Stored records
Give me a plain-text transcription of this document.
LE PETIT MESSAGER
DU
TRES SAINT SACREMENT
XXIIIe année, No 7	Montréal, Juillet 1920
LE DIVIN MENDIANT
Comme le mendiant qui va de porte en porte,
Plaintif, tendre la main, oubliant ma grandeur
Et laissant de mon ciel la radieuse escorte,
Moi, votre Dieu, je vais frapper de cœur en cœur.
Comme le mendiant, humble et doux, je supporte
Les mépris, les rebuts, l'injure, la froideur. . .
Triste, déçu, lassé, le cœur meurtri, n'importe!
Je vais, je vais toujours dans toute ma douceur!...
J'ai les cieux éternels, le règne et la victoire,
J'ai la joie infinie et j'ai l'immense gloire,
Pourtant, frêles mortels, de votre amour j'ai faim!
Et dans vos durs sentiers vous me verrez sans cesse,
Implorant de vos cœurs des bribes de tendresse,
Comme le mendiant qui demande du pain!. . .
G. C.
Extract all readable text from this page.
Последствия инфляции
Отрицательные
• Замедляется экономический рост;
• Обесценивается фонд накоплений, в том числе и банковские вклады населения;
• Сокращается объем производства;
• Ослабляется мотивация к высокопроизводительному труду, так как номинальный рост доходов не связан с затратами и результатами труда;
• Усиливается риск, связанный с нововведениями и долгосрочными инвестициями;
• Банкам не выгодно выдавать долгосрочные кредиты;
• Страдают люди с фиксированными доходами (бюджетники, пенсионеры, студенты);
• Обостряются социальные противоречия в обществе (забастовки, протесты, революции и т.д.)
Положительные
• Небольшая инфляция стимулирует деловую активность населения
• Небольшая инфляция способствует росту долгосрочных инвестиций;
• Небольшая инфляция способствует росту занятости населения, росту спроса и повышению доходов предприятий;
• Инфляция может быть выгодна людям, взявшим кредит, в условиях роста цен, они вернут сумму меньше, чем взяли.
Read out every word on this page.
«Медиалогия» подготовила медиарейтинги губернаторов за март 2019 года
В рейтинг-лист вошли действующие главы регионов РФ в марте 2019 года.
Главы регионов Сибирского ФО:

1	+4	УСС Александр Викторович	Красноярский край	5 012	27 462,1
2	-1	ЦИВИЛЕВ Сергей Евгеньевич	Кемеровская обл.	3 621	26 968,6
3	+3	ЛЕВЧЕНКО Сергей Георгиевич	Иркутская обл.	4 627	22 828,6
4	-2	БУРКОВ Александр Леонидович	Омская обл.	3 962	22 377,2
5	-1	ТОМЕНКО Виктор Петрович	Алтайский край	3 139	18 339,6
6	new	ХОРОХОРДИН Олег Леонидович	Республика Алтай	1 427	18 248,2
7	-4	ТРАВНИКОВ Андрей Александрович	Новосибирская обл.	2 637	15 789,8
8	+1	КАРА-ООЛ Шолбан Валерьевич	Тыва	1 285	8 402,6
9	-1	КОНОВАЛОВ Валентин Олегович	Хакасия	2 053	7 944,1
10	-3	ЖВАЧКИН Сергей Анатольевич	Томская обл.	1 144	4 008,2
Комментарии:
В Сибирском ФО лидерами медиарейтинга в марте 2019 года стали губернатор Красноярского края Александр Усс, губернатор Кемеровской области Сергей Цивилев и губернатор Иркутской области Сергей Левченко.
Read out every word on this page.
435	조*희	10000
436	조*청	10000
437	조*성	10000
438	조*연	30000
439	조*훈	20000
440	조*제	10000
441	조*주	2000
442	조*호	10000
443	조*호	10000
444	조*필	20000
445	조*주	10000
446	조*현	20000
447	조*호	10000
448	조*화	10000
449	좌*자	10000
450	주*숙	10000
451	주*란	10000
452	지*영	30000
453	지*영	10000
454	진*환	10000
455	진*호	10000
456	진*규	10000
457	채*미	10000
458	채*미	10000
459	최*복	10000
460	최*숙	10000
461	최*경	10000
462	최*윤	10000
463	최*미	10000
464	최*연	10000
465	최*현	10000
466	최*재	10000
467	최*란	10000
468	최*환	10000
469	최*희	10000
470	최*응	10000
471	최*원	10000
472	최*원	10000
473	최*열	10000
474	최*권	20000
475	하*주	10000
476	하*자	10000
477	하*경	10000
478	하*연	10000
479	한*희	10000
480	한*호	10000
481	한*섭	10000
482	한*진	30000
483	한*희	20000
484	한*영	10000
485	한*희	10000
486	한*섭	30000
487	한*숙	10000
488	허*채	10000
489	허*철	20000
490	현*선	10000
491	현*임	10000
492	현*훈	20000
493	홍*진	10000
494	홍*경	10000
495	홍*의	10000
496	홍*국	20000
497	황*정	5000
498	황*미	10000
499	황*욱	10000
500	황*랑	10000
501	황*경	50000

> Stated goal
Copy each line of the data above without altering a single character.

> Response for this exercise
Give me a plain-text transcription of this document.
LE PETIT MESSAGER
DU
TRES SAINT SACREMENT
XXIIIe année, No 7	Montréal, Juillet 1920
LE DIVIN MENDIANT
Comme le mendiant qui va de porte en porte,
Plaintif, tendre la main, oubliant ma grandeur
Et laissant de mon ciel la radieuse escorte,
Moi, votre Dieu, je vais frapper de cœur en cœur.
Comme le mendiant, humble et doux, je supporte
Les mépris, les rebuts, l'injure, la froideur. . .
Triste, déçu, lassé, le cœur meurtri, n'importe!
Je vais, je vais toujours dans toute ma douceur!...
J'ai les cieux éternels, le règne et la victoire,
J'ai la joie infinie et j'ai l'immense gloire,
Pourtant, frêles mortels, de votre amour j'ai faim!
Et dans vos durs sentiers vous me verrez sans cesse,
Implorant de vos cœurs des bribes de tendresse,
Comme le mendiant qui demande du pain!. . .
G. C.
Extract all readable text from this page.
Последствия инфляции
Отрицательные
• Замедляется экономический рост;
• Обесценивается фонд накоплений, в том числе и банковские вклады населения;
• Сокращается объем производства;
• Ослабляется мотивация к высокопроизводительному труду, так как номинальный рост доходов не связан с затратами и результатами труда;
• Усиливается риск, связанный с нововведениями и долгосрочными инвестициями;
• Банкам не выгодно выдавать долгосрочные кредиты;
• Страдают люди с фиксированными доходами (бюджетники, пенсионеры, студенты);
• Обостряются социальные противоречия в обществе (забастовки, протесты, революции и т.д.)
Положительные
• Небольшая инфляция стимулирует деловую активность населения
• Небольшая инфляция способствует росту долгосрочных инвестиций;
• Небольшая инфляция способствует росту занятости населения, росту спроса и повышению доходов предприятий;
• Инфляция может быть выгодна людям, взявшим кредит, в условиях роста цен, они вернут сумму меньше, чем взяли.
Read out every word on this page.
«Медиалогия» подготовила медиарейтинги губернаторов за март 2019 года
В рейтинг-лист вошли действующие главы регионов РФ в марте 2019 года.
Главы регионов Сибирского ФО:

1	+4	УСС Александр Викторович	Красноярский край	5 012	27 462,1
2	-1	ЦИВИЛЕВ Сергей Евгеньевич	Кемеровская обл.	3 621	26 968,6
3	+3	ЛЕВЧЕНКО Сергей Георгиевич	Иркутская обл.	4 627	22 828,6
4	-2	БУРКОВ Александр Леонидович	Омская обл.	3 962	22 377,2
5	-1	ТОМЕНКО Виктор Петрович	Алтайский край	3 139	18 339,6
6	new	ХОРОХОРДИН Олег Леонидович	Республика Алтай	1 427	18 248,2
7	-4	ТРАВНИКОВ Андрей Александрович	Новосибирская обл.	2 637	15 789,8
8	+1	КАРА-ООЛ Шолбан Валерьевич	Тыва	1 285	8 402,6
9	-1	КОНОВАЛОВ Валентин Олегович	Хакасия	2 053	7 944,1
10	-3	ЖВАЧКИН Сергей Анатольевич	Томская обл.	1 144	4 008,2
Комментарии:
В Сибирском ФО лидерами медиарейтинга в марте 2019 года стали губернатор Красноярского края Александр Усс, губернатор Кемеровской области Сергей Цивилев и губернатор Иркутской области Сергей Левченко.
Read out every word on this page.
435	조*희	10000
436	조*청	10000
437	조*성	10000
438	조*연	30000
439	조*훈	20000
440	조*제	10000
441	조*주	2000
442	조*호	10000
443	조*호	10000
444	조*필	20000
445	조*주	10000
446	조*현	20000
447	조*호	10000
448	조*화	10000
449	좌*자	10000
450	주*숙	10000
451	주*란	10000
452	지*영	30000
453	지*영	10000
454	진*환	10000
455	진*호	10000
456	진*규	10000
457	채*미	10000
458	채*미	10000
459	최*복	10000
460	최*숙	10000
461	최*경	10000
462	최*윤	10000
463	최*미	10000
464	최*연	10000
465	최*현	10000
466	최*재	10000
467	최*란	10000
468	최*환	10000
469	최*희	10000
470	최*응	10000
471	최*원	10000
472	최*원	10000
473	최*열	10000
474	최*권	20000
475	하*주	10000
476	하*자	10000
477	하*경	10000
478	하*연	10000
479	한*희	10000
480	한*호	10000
481	한*섭	10000
482	한*진	30000
483	한*희	20000
484	한*영	10000
485	한*희	10000
486	한*섭	30000
487	한*숙	10000
488	허*채	10000
489	허*철	20000
490	현*선	10000
491	현*임	10000
492	현*훈	20000
493	홍*진	10000
494	홍*경	10000
495	홍*의	10000
496	홍*국	20000
497	황*정	5000
498	황*미	10000
499	황*욱	10000
500	황*랑	10000
501	황*경	50000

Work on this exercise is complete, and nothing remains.